→ Problem to work on:
Copy all of the material exactly. Pictures are not to appear in the copy.

Data entries for graphics
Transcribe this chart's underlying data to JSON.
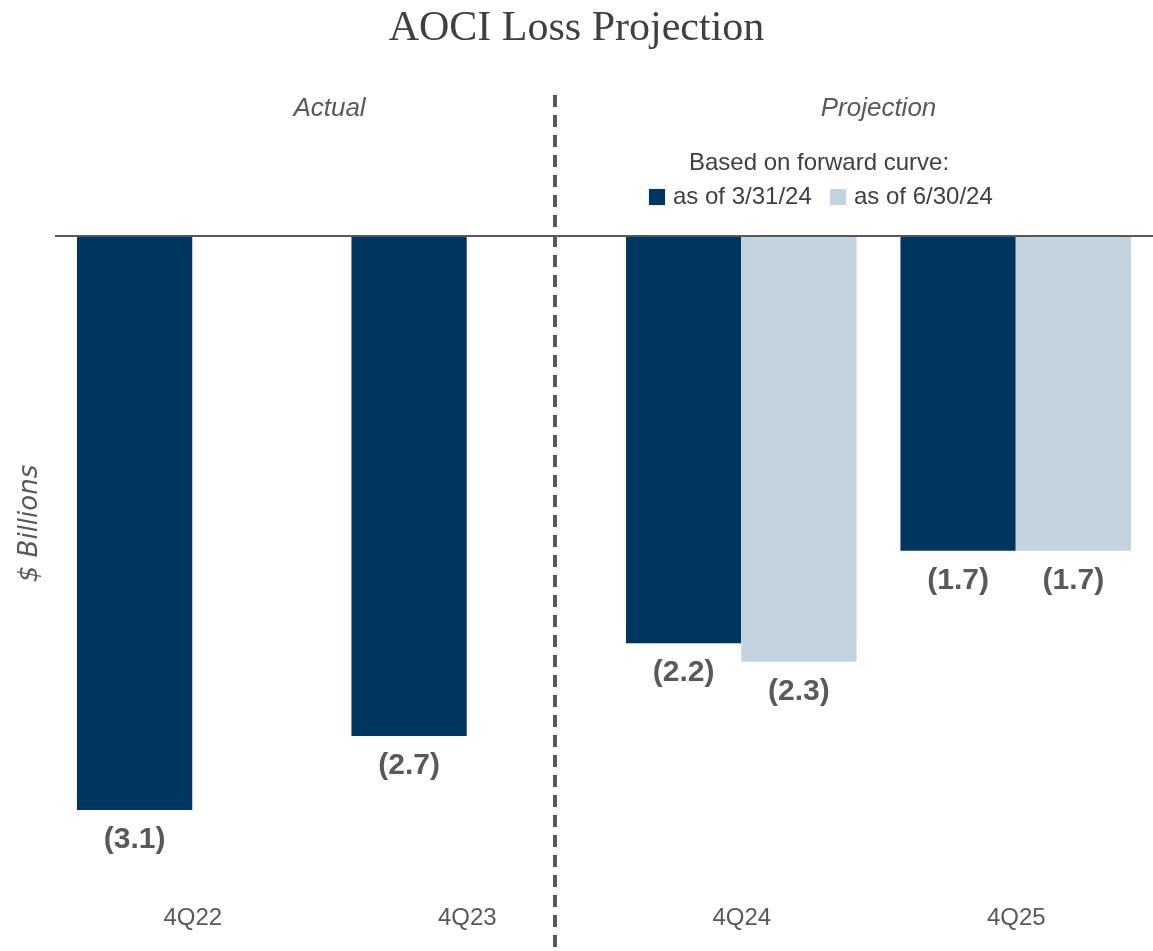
{
  "chart_data": {
    "type": "bar",
    "title": "AOCI Loss Projection",
    "ylabel": "$ Billions",
    "legend_title": "Based on forward curve:",
    "categories": [
      "4Q22",
      "4Q23",
      "4Q24",
      "4Q25"
    ],
    "series": [
      {
        "name": "as of 3/31/24",
        "color": "#003660",
        "values": [
          -3.1,
          -2.7,
          -2.2,
          -1.7
        ],
        "value_labels": [
          "(3.1)",
          "(2.7)",
          "(2.2)",
          "(1.7)"
        ]
      },
      {
        "name": "as of 6/30/24",
        "color": "#c3d4e0",
        "values": [
          null,
          null,
          -2.3,
          -1.7
        ],
        "value_labels": [
          null,
          null,
          "(2.3)",
          "(1.7)"
        ]
      }
    ],
    "tick_labels": "x",
    "legend": "top right",
    "grid": false,
    "annotations": [
      "Actual",
      "Projection"
    ]
  }
}
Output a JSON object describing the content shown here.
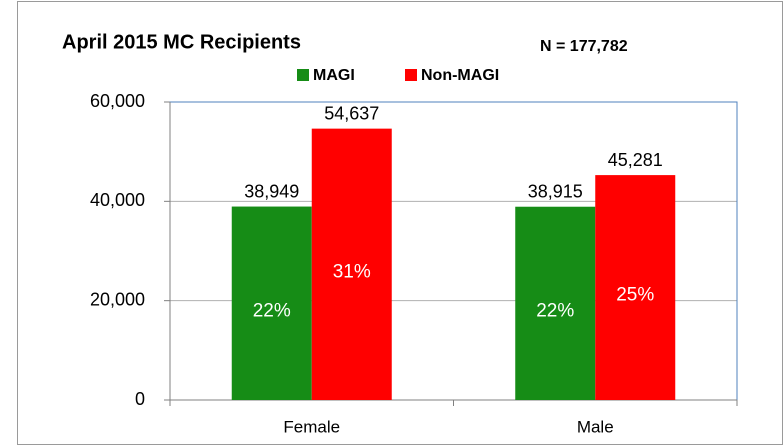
{
  "chart_data": {
    "type": "bar",
    "title": "April 2015 MC Recipients",
    "annotation": "N = 177,782",
    "categories": [
      "Female",
      "Male"
    ],
    "series": [
      {
        "name": "MAGI",
        "color": "#168c16",
        "values": [
          38949,
          38915
        ],
        "value_labels": [
          "38,949",
          "38,915"
        ],
        "share_labels": [
          "22%",
          "22%"
        ]
      },
      {
        "name": "Non-MAGI",
        "color": "#ff0000",
        "values": [
          54637,
          45281
        ],
        "value_labels": [
          "54,637",
          "45,281"
        ],
        "share_labels": [
          "31%",
          "25%"
        ]
      }
    ],
    "ylim": [
      0,
      60000
    ],
    "yticks": [
      0,
      {
        "value": 20000,
        "label": "20,000"
      },
      {
        "value": 40000,
        "label": "40,000"
      },
      {
        "value": 60000,
        "label": "60,000"
      }
    ],
    "grid": true,
    "legend": "top"
  }
}
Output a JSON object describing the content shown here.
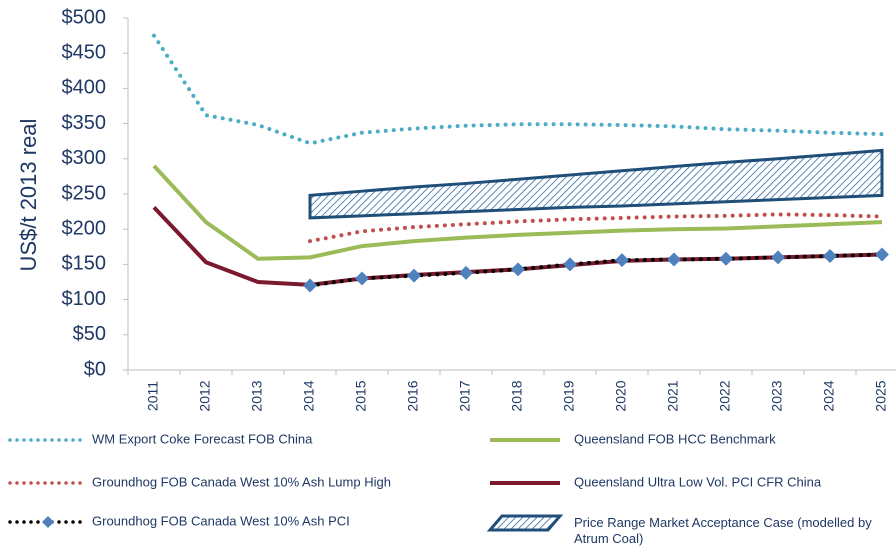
{
  "chart_data": {
    "type": "line",
    "ylabel": "US$/t 2013 real",
    "categories": [
      "2011",
      "2012",
      "2013",
      "2014",
      "2015",
      "2016",
      "2017",
      "2018",
      "2019",
      "2020",
      "2021",
      "2022",
      "2023",
      "2024",
      "2025"
    ],
    "ylim": [
      0,
      500
    ],
    "yticks": [
      {
        "value": 0,
        "label": "$0"
      },
      {
        "value": 50,
        "label": "$50"
      },
      {
        "value": 100,
        "label": "$100"
      },
      {
        "value": 150,
        "label": "$150"
      },
      {
        "value": 200,
        "label": "$200"
      },
      {
        "value": 250,
        "label": "$250"
      },
      {
        "value": 300,
        "label": "$300"
      },
      {
        "value": 350,
        "label": "$350"
      },
      {
        "value": 400,
        "label": "$400"
      },
      {
        "value": 450,
        "label": "$450"
      },
      {
        "value": 500,
        "label": "$500"
      }
    ],
    "series": [
      {
        "name": "WM Export Coke Forecast FOB China",
        "color": "#4bacc6",
        "style": "dotted",
        "values": [
          475,
          362,
          348,
          322,
          337,
          343,
          347,
          349,
          349,
          348,
          346,
          342,
          340,
          337,
          335
        ]
      },
      {
        "name": "Queensland  FOB HCC Benchmark",
        "color": "#9bbb59",
        "style": "solid",
        "values": [
          290,
          210,
          158,
          160,
          176,
          183,
          188,
          192,
          195,
          198,
          200,
          201,
          204,
          207,
          210
        ]
      },
      {
        "name": "Groundhog FOB Canada West 10% Ash Lump High",
        "color": "#c0504d",
        "style": "dotted",
        "values": [
          null,
          null,
          null,
          183,
          197,
          203,
          207,
          211,
          214,
          216,
          218,
          219,
          221,
          220,
          218
        ]
      },
      {
        "name": "Queensland  Ultra Low Vol. PCI CFR China",
        "color": "#7b1a2e",
        "style": "solid",
        "values": [
          231,
          153,
          125,
          121,
          130,
          135,
          139,
          143,
          149,
          155,
          157,
          158,
          160,
          162,
          164
        ]
      },
      {
        "name": "Groundhog FOB Canada West 10% Ash PCI",
        "color": "#000000",
        "style": "dotted",
        "marker": "diamond",
        "marker_color": "#4f81bd",
        "values": [
          null,
          null,
          null,
          120,
          130,
          134,
          138,
          143,
          150,
          156,
          157,
          158,
          160,
          162,
          164
        ]
      }
    ],
    "band": {
      "name": "Price Range Market Acceptance Case (modelled by Atrum Coal)",
      "color": "#1f4e79",
      "upper": [
        null,
        null,
        null,
        248,
        254,
        260,
        265,
        271,
        277,
        283,
        289,
        295,
        300,
        306,
        312
      ],
      "lower": [
        null,
        null,
        null,
        216,
        219,
        222,
        225,
        228,
        231,
        233,
        236,
        239,
        242,
        245,
        248
      ]
    }
  }
}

→ Exercise response:
Transcribe this chart's underlying data to JSON.
{
  "chart_data": {
    "type": "bar",
    "title": "AOCI Loss Projection",
    "ylabel": "$ Billions",
    "legend_title": "Based on forward curve:",
    "categories": [
      "4Q22",
      "4Q23",
      "4Q24",
      "4Q25"
    ],
    "series": [
      {
        "name": "as of 3/31/24",
        "color": "#003660",
        "values": [
          -3.1,
          -2.7,
          -2.2,
          -1.7
        ],
        "value_labels": [
          "(3.1)",
          "(2.7)",
          "(2.2)",
          "(1.7)"
        ]
      },
      {
        "name": "as of 6/30/24",
        "color": "#c3d4e0",
        "values": [
          null,
          null,
          -2.3,
          -1.7
        ],
        "value_labels": [
          null,
          null,
          "(2.3)",
          "(1.7)"
        ]
      }
    ],
    "tick_labels": "x",
    "legend": "top right",
    "grid": false,
    "annotations": [
      "Actual",
      "Projection"
    ]
  }
}
Output a JSON object describing the content shown here.
{
  "chart_data": {
    "type": "bar",
    "title": "April 2015 MC Recipients",
    "annotation": "N = 177,782",
    "categories": [
      "Female",
      "Male"
    ],
    "series": [
      {
        "name": "MAGI",
        "color": "#168c16",
        "values": [
          38949,
          38915
        ],
        "value_labels": [
          "38,949",
          "38,915"
        ],
        "share_labels": [
          "22%",
          "22%"
        ]
      },
      {
        "name": "Non-MAGI",
        "color": "#ff0000",
        "values": [
          54637,
          45281
        ],
        "value_labels": [
          "54,637",
          "45,281"
        ],
        "share_labels": [
          "31%",
          "25%"
        ]
      }
    ],
    "ylim": [
      0,
      60000
    ],
    "yticks": [
      0,
      {
        "value": 20000,
        "label": "20,000"
      },
      {
        "value": 40000,
        "label": "40,000"
      },
      {
        "value": 60000,
        "label": "60,000"
      }
    ],
    "grid": true,
    "legend": "top"
  }
}
Output a JSON object describing the content shown here.
{
  "chart_data": {
    "type": "line",
    "ylabel": "US$/t 2013 real",
    "categories": [
      "2011",
      "2012",
      "2013",
      "2014",
      "2015",
      "2016",
      "2017",
      "2018",
      "2019",
      "2020",
      "2021",
      "2022",
      "2023",
      "2024",
      "2025"
    ],
    "ylim": [
      0,
      500
    ],
    "yticks": [
      {
        "value": 0,
        "label": "$0"
      },
      {
        "value": 50,
        "label": "$50"
      },
      {
        "value": 100,
        "label": "$100"
      },
      {
        "value": 150,
        "label": "$150"
      },
      {
        "value": 200,
        "label": "$200"
      },
      {
        "value": 250,
        "label": "$250"
      },
      {
        "value": 300,
        "label": "$300"
      },
      {
        "value": 350,
        "label": "$350"
      },
      {
        "value": 400,
        "label": "$400"
      },
      {
        "value": 450,
        "label": "$450"
      },
      {
        "value": 500,
        "label": "$500"
      }
    ],
    "series": [
      {
        "name": "WM Export Coke Forecast FOB China",
        "color": "#4bacc6",
        "style": "dotted",
        "values": [
          475,
          362,
          348,
          322,
          337,
          343,
          347,
          349,
          349,
          348,
          346,
          342,
          340,
          337,
          335
        ]
      },
      {
        "name": "Queensland  FOB HCC Benchmark",
        "color": "#9bbb59",
        "style": "solid",
        "values": [
          290,
          210,
          158,
          160,
          176,
          183,
          188,
          192,
          195,
          198,
          200,
          201,
          204,
          207,
          210
        ]
      },
      {
        "name": "Groundhog FOB Canada West 10% Ash Lump High",
        "color": "#c0504d",
        "style": "dotted",
        "values": [
          null,
          null,
          null,
          183,
          197,
          203,
          207,
          211,
          214,
          216,
          218,
          219,
          221,
          220,
          218
        ]
      },
      {
        "name": "Queensland  Ultra Low Vol. PCI CFR China",
        "color": "#7b1a2e",
        "style": "solid",
        "values": [
          231,
          153,
          125,
          121,
          130,
          135,
          139,
          143,
          149,
          155,
          157,
          158,
          160,
          162,
          164
        ]
      },
      {
        "name": "Groundhog FOB Canada West 10% Ash PCI",
        "color": "#000000",
        "style": "dotted",
        "marker": "diamond",
        "marker_color": "#4f81bd",
        "values": [
          null,
          null,
          null,
          120,
          130,
          134,
          138,
          143,
          150,
          156,
          157,
          158,
          160,
          162,
          164
        ]
      }
    ],
    "band": {
      "name": "Price Range Market Acceptance Case (modelled by Atrum Coal)",
      "color": "#1f4e79",
      "upper": [
        null,
        null,
        null,
        248,
        254,
        260,
        265,
        271,
        277,
        283,
        289,
        295,
        300,
        306,
        312
      ],
      "lower": [
        null,
        null,
        null,
        216,
        219,
        222,
        225,
        228,
        231,
        233,
        236,
        239,
        242,
        245,
        248
      ]
    }
  }
}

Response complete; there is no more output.